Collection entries
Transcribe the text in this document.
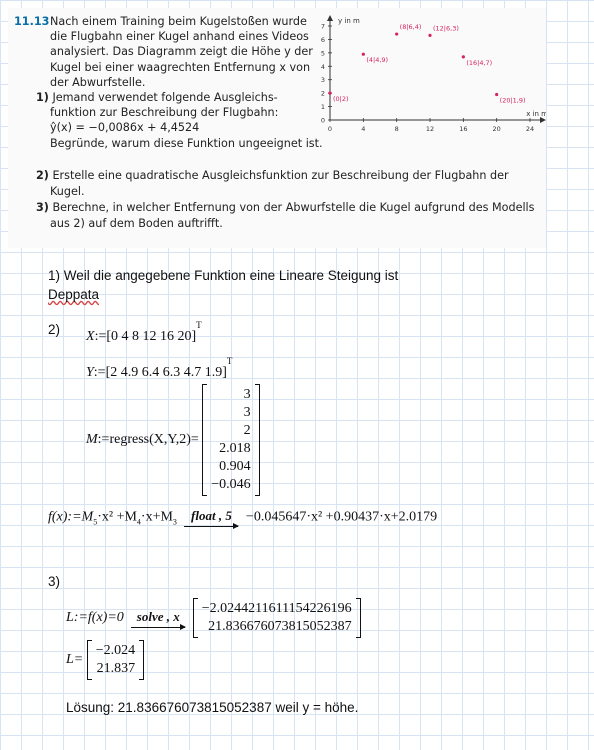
11.13Nach einem Training beim Kugelstoßen wurde
die Flugbahn einer Kugel anhand eines Videos
analysiert. Das Diagramm zeigt die Höhe y der
Kugel bei einer waagrechten Entfernung x von
der Abwurfstelle.
1) Jemand verwendet folgende Ausgleichs-
funktion zur Beschreibung der Flugbahn:
ŷ(x) = −0,0086x + 4,4524
Begründe, warum diese Funktion ungeeignet ist.
2) Erstelle eine quadratische Ausgleichsfunktion zur Beschreibung der Flugbahn der
Kugel.
3) Berechne, in welcher Entfernung von der Abwurfstelle die Kugel aufgrund des Modells
aus 2) auf dem Boden auftrifft.
0	4	8	12	16	20	24
0
1
2
3
4
5
6
7
y in m
x in m
(0|2)
(4|4,9)
(8|6,4) (12|6,3)
(16|4,7)
(20|1,9)
1) Weil die angegebene Funktion eine Lineare Steigung ist
Deppata
2) X:=[0 4 8 12 16 20]$^T$
Y:=[2 4.9 6.4 6.3 4.7 1.9]$^T$
M:=regress(X,Y,2)=
3
3
2
2.018
0.904
−0.046
$f(x):=M_5\cdot x^2 +M_4\cdot x+M_3$ float , 5 −0.045647·x² +0.90437·x+2.0179
3)
L:=f(x)=0 solve , x
−2.0244211611154226196
21.836676073815052387
L=
−2.024
21.837
Lösung: 21.836676073815052387 weil y = höhe.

*TASK INSTRUCTIONS*.
From the entries above, pull out each line that includes "einer".

*RESPONSE TO THIS TASK*.
die Flugbahn einer Kugel anhand eines Videos
Kugel bei einer waagrechten Entfernung x von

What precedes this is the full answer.